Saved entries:
— START —
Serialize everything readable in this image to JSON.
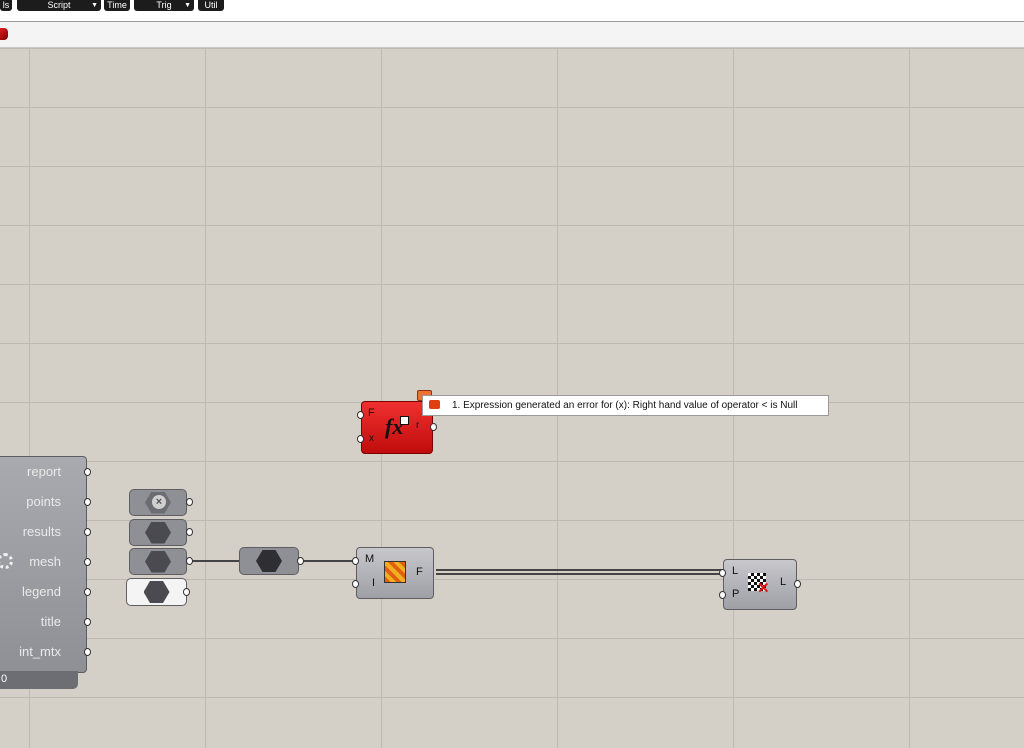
{
  "tabs": [
    {
      "label": "ls"
    },
    {
      "label": "Script"
    },
    {
      "label": "Time"
    },
    {
      "label": "Trig"
    },
    {
      "label": "Util"
    }
  ],
  "error_tooltip": "1. Expression generated an error for (x): Right hand value of operator < is Null",
  "expression_component": {
    "input_f": "F",
    "input_x": "x",
    "output_r": "r",
    "symbol": "fx"
  },
  "cluster_outputs": [
    "report",
    "points",
    "results",
    "mesh",
    "legend",
    "title",
    "int_mtx"
  ],
  "cluster_footer": "0",
  "deform_component": {
    "input_m": "M",
    "input_i": "I",
    "output_f": "F"
  },
  "cull_component": {
    "input_l": "L",
    "input_p": "P",
    "output_l": "L"
  },
  "colors": {
    "canvas": "#d4d0c8",
    "error_red": "#e01515",
    "component_grey": "#a7a8ae",
    "cluster_grey": "#9d9ea4"
  }
}
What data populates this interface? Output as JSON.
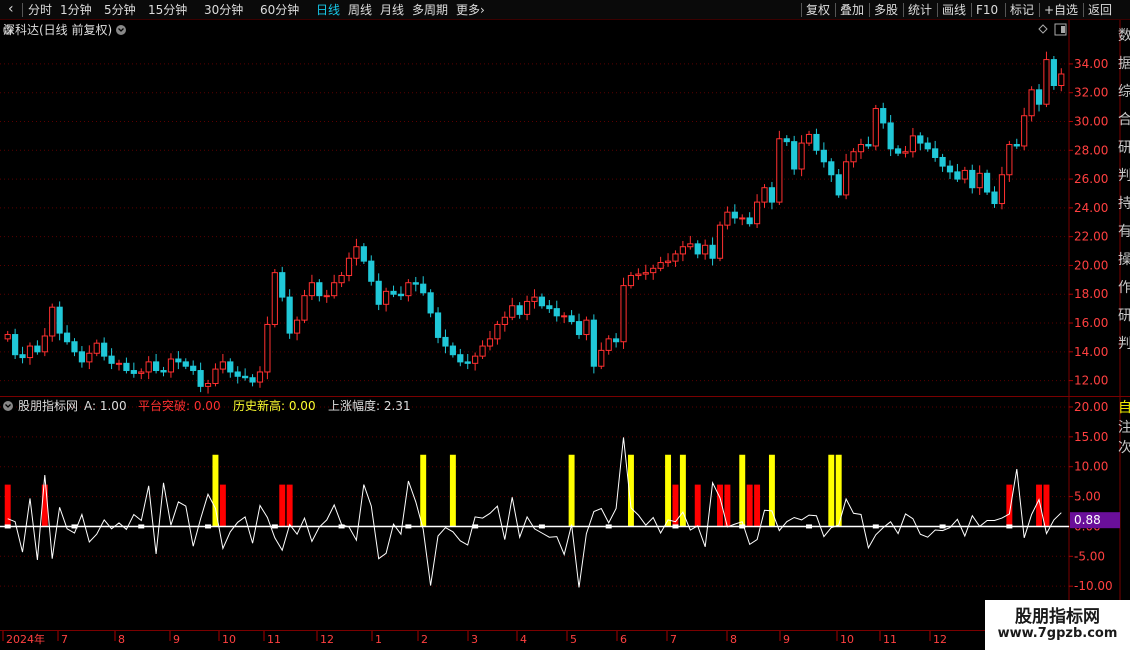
{
  "toolbar": {
    "period_tabs": [
      {
        "label": "分时",
        "active": false
      },
      {
        "label": "1分钟",
        "active": false
      },
      {
        "label": "5分钟",
        "active": false
      },
      {
        "label": "15分钟",
        "active": false
      },
      {
        "label": "30分钟",
        "active": false
      },
      {
        "label": "60分钟",
        "active": false
      },
      {
        "label": "日线",
        "active": true
      },
      {
        "label": "周线",
        "active": false
      },
      {
        "label": "月线",
        "active": false
      },
      {
        "label": "多周期",
        "active": false
      },
      {
        "label": "更多",
        "active": false
      }
    ],
    "more_arrow": "›",
    "right_buttons": [
      "复权",
      "叠加",
      "多股",
      "统计",
      "画线",
      "F10",
      "标记",
      "+自选",
      "返回"
    ]
  },
  "main_panel": {
    "title": "深科达(日线 前复权)",
    "title_icon": "chevron-down-circle-icon",
    "corner_icons": [
      "diamond-icon",
      "panel-toggle-icon"
    ],
    "price_axis": [
      "34.00",
      "32.00",
      "30.00",
      "28.00",
      "26.00",
      "24.00",
      "22.00",
      "20.00",
      "18.00",
      "16.00",
      "14.00",
      "12.00"
    ],
    "side_text": "数据综合研判持有操作研判"
  },
  "indicator_panel": {
    "name": "股朋指标网",
    "fields": [
      {
        "label": "A:",
        "value": "1.00",
        "color": "#dddddd"
      },
      {
        "label": "平台突破:",
        "value": "0.00",
        "color": "#ff3030"
      },
      {
        "label": "历史新高:",
        "value": "0.00",
        "color": "#ffff30"
      },
      {
        "label": "上涨幅度:",
        "value": "2.31",
        "color": "#dddddd"
      }
    ],
    "axis": [
      "20.00",
      "15.00",
      "10.00",
      "5.00",
      "0.00",
      "-5.00",
      "-10.00"
    ],
    "current_value": "0.88",
    "current_color": "#6a0f9a",
    "side_text": "自注次"
  },
  "date_axis": [
    "2024年",
    "7",
    "8",
    "9",
    "10",
    "11",
    "12",
    "1",
    "2",
    "3",
    "4",
    "5",
    "6",
    "7",
    "8",
    "9",
    "10",
    "11",
    "12"
  ],
  "watermark": {
    "title": "股朋指标网",
    "url": "www.7gpzb.com"
  },
  "colors": {
    "up": "#ff3030",
    "down": "#20c8d8",
    "signal_red": "#ff0000",
    "signal_yellow": "#ffff00",
    "line": "#ffffff"
  },
  "chart_data": {
    "type": "candlestick",
    "title": "深科达(日线 前复权)",
    "ylim": [
      11.0,
      35.8
    ],
    "closes": [
      15.2,
      13.8,
      13.6,
      14.4,
      14.0,
      15.1,
      17.1,
      15.3,
      14.7,
      14.0,
      13.3,
      13.9,
      14.6,
      13.7,
      13.2,
      13.2,
      12.7,
      12.5,
      12.6,
      13.3,
      12.7,
      12.6,
      13.5,
      13.3,
      13.0,
      12.7,
      11.6,
      11.8,
      12.8,
      13.3,
      12.6,
      12.3,
      12.2,
      11.9,
      12.6,
      15.9,
      19.5,
      17.8,
      15.3,
      16.2,
      17.9,
      18.8,
      17.9,
      17.9,
      18.8,
      19.3,
      20.5,
      21.3,
      20.3,
      18.9,
      17.3,
      18.2,
      18.0,
      17.9,
      18.8,
      18.7,
      18.1,
      16.7,
      15.0,
      14.4,
      13.8,
      13.3,
      13.2,
      13.7,
      14.4,
      14.9,
      15.9,
      16.4,
      17.2,
      16.6,
      17.5,
      17.8,
      17.2,
      17.0,
      16.5,
      16.5,
      16.1,
      15.2,
      16.2,
      13.0,
      14.1,
      14.9,
      14.7,
      18.6,
      19.3,
      19.4,
      19.5,
      19.8,
      20.2,
      20.3,
      20.8,
      21.3,
      21.5,
      20.8,
      21.4,
      20.5,
      22.8,
      23.7,
      23.3,
      23.3,
      22.9,
      24.4,
      25.4,
      24.4,
      28.8,
      28.6,
      26.7,
      28.5,
      29.1,
      28.0,
      27.2,
      26.3,
      24.9,
      27.2,
      27.9,
      28.4,
      28.3,
      30.9,
      29.9,
      28.1,
      27.8,
      27.9,
      29.0,
      28.5,
      28.1,
      27.5,
      26.9,
      26.5,
      26.0,
      26.6,
      25.4,
      26.4,
      25.1,
      24.3,
      26.3,
      28.4,
      28.3,
      30.4,
      32.2,
      31.2,
      34.3,
      32.5,
      33.3
    ],
    "indicator": {
      "name": "股朋指标网",
      "ylim": [
        -17.0,
        21.5
      ],
      "A": 1.0,
      "platform_breakout": 0.0,
      "historical_high": 0.0,
      "rise_pct": 2.31,
      "series_line": [
        1.3,
        0.8,
        -4.3,
        4.7,
        -5.6,
        8.6,
        -5.4,
        3.2,
        -0.4,
        -1.1,
        2.0,
        -2.6,
        -1.3,
        1.1,
        -0.4,
        0.6,
        -0.5,
        2.0,
        1.0,
        6.8,
        -4.6,
        7.3,
        0.2,
        4.1,
        3.4,
        -3.3,
        1.3,
        5.4,
        3.0,
        -3.7,
        -0.9,
        0.7,
        1.6,
        -2.8,
        3.5,
        1.5,
        -1.9,
        -4.0,
        0.3,
        -1.3,
        1.4,
        -2.5,
        -0.1,
        1.1,
        3.6,
        0.3,
        -0.1,
        -2.3,
        7.0,
        3.4,
        -5.4,
        -4.5,
        0.4,
        -1.3,
        7.6,
        4.1,
        -0.5,
        -9.9,
        -1.6,
        -0.2,
        -0.9,
        -2.4,
        -3.1,
        1.6,
        1.4,
        2.2,
        3.4,
        -2.2,
        4.9,
        -1.8,
        1.6,
        -0.4,
        -1.1,
        -1.8,
        -1.7,
        -4.7,
        0.3,
        -10.2,
        -1.2,
        2.5,
        3.0,
        0.6,
        3.0,
        14.9,
        3.1,
        1.9,
        0.2,
        1.5,
        -1.1,
        1.1,
        0.8,
        2.4,
        -0.6,
        0.1,
        -3.4,
        7.3,
        4.8,
        -0.1,
        0.4,
        0.8,
        -3.0,
        -2.2,
        2.7,
        2.6,
        -0.7,
        0.8,
        1.5,
        1.1,
        1.9,
        1.8,
        -1.7,
        -0.2,
        0.2,
        4.6,
        2.2,
        2.0,
        -3.6,
        -1.4,
        -0.2,
        0.8,
        -1.2,
        2.1,
        1.3,
        -1.3,
        -1.8,
        -0.6,
        -0.7,
        -0.2,
        1.2,
        -1.6,
        1.8,
        0.0,
        1.0,
        1.0,
        1.4,
        2.1,
        9.6,
        -1.9,
        2.0,
        4.5,
        -1.2,
        1.1,
        2.3
      ],
      "signal_bars": [
        {
          "index": 0,
          "color": "red",
          "value": 7.0
        },
        {
          "index": 5,
          "color": "red",
          "value": 7.0
        },
        {
          "index": 28,
          "color": "yellow",
          "value": 12.0
        },
        {
          "index": 29,
          "color": "red",
          "value": 7.0
        },
        {
          "index": 37,
          "color": "red",
          "value": 7.0
        },
        {
          "index": 38,
          "color": "red",
          "value": 7.0
        },
        {
          "index": 56,
          "color": "yellow",
          "value": 12.0
        },
        {
          "index": 60,
          "color": "yellow",
          "value": 12.0
        },
        {
          "index": 76,
          "color": "yellow",
          "value": 12.0
        },
        {
          "index": 84,
          "color": "yellow",
          "value": 12.0
        },
        {
          "index": 89,
          "color": "yellow",
          "value": 12.0
        },
        {
          "index": 90,
          "color": "red",
          "value": 7.0
        },
        {
          "index": 91,
          "color": "yellow",
          "value": 12.0
        },
        {
          "index": 93,
          "color": "red",
          "value": 7.0
        },
        {
          "index": 96,
          "color": "red",
          "value": 7.0
        },
        {
          "index": 97,
          "color": "red",
          "value": 7.0
        },
        {
          "index": 99,
          "color": "yellow",
          "value": 12.0
        },
        {
          "index": 100,
          "color": "red",
          "value": 7.0
        },
        {
          "index": 101,
          "color": "red",
          "value": 7.0
        },
        {
          "index": 103,
          "color": "yellow",
          "value": 12.0
        },
        {
          "index": 111,
          "color": "yellow",
          "value": 12.0
        },
        {
          "index": 112,
          "color": "yellow",
          "value": 12.0
        },
        {
          "index": 135,
          "color": "red",
          "value": 7.0
        },
        {
          "index": 139,
          "color": "red",
          "value": 7.0
        },
        {
          "index": 140,
          "color": "red",
          "value": 7.0
        }
      ]
    }
  }
}
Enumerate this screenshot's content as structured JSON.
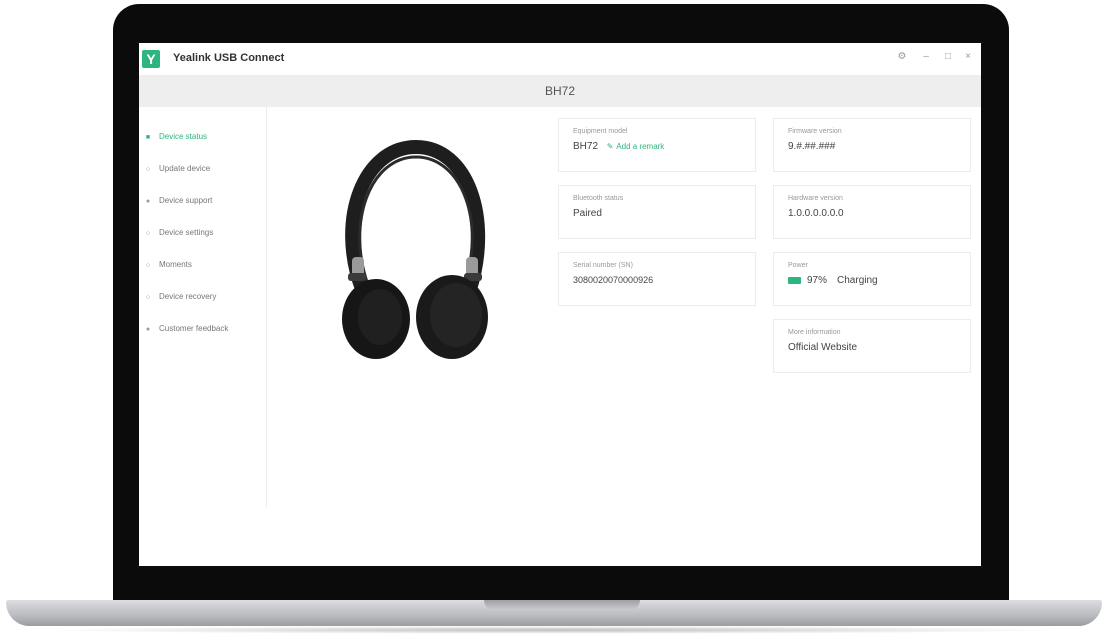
{
  "app": {
    "logo_letter": "Y",
    "title": "Yealink USB Connect",
    "window_controls": [
      "⚙",
      "–",
      "□",
      "×"
    ]
  },
  "device_bar": {
    "device_name": "BH72"
  },
  "sidebar": {
    "items": [
      {
        "label": "Device status",
        "active": true
      },
      {
        "label": "Update device",
        "active": false
      },
      {
        "label": "Device support",
        "active": false
      },
      {
        "label": "Device settings",
        "active": false
      },
      {
        "label": "Moments",
        "active": false
      },
      {
        "label": "Device recovery",
        "active": false
      },
      {
        "label": "Customer feedback",
        "active": false
      }
    ]
  },
  "cards": {
    "equipment_model": {
      "label": "Equipment model",
      "value": "BH72",
      "action": "Add a remark"
    },
    "firmware_version": {
      "label": "Firmware version",
      "value": "9.#.##.###"
    },
    "bluetooth_status": {
      "label": "Bluetooth status",
      "value": "Paired"
    },
    "hardware_version": {
      "label": "Hardware version",
      "value": "1.0.0.0.0.0.0"
    },
    "serial_number": {
      "label": "Serial number (SN)",
      "value": "3080020070000926"
    },
    "power": {
      "label": "Power",
      "percent": "97%",
      "status": "Charging",
      "accent": "#2cb67d"
    },
    "more_information": {
      "label": "More information",
      "link": "Official Website"
    }
  },
  "colors": {
    "accent": "#2cb67d",
    "devbar": "#eeeeee"
  }
}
— END —
INSTRUCTIONS TO FOLLOW: Using the records above, pull out each line where the word "down" occurs.

TASK OUTPUT:
    "title_icon": "chevron-down-circle-icon",
    "down": "#20c8d8",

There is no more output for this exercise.